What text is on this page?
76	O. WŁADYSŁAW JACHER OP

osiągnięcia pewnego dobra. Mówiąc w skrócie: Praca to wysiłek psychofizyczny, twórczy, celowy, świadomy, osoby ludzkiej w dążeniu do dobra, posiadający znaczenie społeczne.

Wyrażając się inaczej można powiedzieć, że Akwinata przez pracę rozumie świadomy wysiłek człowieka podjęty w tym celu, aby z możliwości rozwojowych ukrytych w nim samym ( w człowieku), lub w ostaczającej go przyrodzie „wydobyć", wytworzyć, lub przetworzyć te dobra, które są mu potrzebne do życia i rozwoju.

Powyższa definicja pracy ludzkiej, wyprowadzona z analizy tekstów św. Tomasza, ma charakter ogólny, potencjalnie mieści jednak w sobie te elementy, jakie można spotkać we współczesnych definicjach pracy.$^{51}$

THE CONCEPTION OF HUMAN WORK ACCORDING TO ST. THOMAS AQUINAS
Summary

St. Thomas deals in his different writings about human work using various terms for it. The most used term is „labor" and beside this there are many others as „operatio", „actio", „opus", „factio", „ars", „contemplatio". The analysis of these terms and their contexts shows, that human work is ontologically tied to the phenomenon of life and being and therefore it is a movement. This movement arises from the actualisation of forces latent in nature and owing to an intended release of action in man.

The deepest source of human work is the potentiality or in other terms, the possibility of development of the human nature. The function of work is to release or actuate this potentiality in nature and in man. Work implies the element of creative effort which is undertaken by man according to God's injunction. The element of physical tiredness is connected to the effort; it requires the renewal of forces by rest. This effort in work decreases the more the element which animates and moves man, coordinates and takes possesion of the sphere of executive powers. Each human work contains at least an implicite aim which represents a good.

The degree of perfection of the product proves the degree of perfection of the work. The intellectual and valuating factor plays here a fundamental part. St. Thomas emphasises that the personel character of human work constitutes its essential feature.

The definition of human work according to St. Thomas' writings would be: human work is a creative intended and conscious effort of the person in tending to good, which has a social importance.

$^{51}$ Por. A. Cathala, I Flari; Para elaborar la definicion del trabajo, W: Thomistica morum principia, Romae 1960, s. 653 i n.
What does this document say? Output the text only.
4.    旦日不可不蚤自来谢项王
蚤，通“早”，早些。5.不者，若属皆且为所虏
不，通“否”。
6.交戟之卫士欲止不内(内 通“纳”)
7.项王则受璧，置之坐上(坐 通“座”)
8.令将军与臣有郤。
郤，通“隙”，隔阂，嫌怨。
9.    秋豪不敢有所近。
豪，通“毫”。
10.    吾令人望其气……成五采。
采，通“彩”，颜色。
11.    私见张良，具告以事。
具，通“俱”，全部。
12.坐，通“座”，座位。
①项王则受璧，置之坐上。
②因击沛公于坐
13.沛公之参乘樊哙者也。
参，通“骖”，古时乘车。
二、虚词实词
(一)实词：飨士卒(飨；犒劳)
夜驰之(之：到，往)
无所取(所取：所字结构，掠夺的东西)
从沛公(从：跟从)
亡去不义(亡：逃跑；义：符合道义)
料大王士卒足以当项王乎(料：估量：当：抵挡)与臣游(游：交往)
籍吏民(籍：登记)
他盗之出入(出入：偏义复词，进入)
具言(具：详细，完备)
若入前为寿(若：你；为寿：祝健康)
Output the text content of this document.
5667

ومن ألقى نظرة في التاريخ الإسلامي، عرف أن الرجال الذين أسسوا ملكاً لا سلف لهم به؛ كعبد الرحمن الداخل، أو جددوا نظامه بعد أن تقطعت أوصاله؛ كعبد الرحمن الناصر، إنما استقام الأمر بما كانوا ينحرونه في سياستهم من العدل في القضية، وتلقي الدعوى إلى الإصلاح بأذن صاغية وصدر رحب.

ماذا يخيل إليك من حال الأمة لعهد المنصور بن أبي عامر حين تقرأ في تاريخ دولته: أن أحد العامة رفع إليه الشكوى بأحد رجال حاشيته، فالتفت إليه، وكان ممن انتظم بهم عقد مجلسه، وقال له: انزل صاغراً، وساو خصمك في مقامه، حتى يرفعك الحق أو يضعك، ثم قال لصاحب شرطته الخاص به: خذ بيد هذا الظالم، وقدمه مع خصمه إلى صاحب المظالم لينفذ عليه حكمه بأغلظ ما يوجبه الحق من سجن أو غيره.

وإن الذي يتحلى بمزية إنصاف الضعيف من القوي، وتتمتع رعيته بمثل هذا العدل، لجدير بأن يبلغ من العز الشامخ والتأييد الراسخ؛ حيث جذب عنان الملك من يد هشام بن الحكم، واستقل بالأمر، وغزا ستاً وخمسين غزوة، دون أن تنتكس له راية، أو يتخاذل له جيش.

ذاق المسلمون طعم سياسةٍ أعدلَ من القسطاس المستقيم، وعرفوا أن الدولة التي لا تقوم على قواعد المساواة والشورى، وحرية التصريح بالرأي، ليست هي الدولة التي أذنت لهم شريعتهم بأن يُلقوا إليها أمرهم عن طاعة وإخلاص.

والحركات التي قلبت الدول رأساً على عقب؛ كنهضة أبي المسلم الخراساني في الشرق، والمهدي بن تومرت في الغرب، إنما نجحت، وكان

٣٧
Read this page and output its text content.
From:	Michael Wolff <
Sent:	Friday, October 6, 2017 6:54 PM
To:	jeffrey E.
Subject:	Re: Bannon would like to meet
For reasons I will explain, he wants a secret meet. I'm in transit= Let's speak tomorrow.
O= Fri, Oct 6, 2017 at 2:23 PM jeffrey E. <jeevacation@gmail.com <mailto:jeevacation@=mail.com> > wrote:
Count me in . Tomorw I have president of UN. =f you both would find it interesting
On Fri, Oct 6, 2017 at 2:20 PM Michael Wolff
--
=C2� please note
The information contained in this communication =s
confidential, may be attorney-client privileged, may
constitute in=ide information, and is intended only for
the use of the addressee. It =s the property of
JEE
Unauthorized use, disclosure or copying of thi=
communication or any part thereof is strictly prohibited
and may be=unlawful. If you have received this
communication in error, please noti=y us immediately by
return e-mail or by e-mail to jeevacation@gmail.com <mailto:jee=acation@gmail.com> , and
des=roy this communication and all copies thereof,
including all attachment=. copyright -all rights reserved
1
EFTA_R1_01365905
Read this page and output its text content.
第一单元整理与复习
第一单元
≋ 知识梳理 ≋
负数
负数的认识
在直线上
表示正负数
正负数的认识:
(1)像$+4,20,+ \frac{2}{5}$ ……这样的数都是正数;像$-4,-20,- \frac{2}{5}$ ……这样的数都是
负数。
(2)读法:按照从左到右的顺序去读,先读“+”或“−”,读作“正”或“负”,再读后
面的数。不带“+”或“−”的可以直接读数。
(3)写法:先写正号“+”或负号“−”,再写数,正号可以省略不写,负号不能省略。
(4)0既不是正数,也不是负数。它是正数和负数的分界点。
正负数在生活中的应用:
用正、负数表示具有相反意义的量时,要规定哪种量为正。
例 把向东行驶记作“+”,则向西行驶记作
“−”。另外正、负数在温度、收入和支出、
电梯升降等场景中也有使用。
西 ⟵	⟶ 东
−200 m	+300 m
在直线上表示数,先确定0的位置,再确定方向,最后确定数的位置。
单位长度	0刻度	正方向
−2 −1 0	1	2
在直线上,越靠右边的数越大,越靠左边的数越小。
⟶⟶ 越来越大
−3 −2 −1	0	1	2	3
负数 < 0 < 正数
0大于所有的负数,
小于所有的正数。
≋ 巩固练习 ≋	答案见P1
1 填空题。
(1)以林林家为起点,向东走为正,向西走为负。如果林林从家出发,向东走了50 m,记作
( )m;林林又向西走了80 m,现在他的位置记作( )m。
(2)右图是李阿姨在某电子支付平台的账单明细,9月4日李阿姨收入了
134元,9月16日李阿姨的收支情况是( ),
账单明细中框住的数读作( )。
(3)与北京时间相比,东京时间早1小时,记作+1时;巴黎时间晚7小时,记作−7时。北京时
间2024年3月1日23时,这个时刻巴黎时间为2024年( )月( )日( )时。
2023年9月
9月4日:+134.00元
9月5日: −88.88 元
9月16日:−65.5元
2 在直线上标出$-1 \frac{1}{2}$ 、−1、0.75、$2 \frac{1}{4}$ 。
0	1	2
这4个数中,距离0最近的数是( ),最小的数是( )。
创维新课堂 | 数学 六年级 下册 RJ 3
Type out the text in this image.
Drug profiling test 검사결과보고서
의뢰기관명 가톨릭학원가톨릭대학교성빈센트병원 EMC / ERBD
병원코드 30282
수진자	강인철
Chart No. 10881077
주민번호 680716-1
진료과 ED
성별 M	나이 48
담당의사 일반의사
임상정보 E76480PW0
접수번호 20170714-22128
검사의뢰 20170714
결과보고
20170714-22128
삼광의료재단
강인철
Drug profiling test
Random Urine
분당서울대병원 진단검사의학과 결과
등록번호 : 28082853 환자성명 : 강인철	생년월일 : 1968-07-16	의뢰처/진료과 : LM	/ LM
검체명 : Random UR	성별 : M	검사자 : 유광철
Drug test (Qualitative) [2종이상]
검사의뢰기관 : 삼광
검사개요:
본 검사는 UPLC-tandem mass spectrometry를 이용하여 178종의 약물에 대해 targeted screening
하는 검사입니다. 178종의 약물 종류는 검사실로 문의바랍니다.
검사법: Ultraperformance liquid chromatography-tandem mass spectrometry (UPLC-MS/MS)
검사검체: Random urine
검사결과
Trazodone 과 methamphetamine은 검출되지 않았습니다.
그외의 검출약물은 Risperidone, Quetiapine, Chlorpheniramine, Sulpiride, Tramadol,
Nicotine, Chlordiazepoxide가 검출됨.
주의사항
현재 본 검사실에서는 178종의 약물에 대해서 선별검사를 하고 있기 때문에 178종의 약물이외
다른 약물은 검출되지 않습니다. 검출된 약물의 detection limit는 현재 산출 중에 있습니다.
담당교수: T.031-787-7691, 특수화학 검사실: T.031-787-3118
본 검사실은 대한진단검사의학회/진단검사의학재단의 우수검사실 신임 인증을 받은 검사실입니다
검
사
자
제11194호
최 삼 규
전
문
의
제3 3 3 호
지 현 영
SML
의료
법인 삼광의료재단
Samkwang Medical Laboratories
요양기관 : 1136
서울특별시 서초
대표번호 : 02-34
== == ==
Task statement
Count every line of the material above that holds the string "إنما", then state only the total.

Result of this exercise
2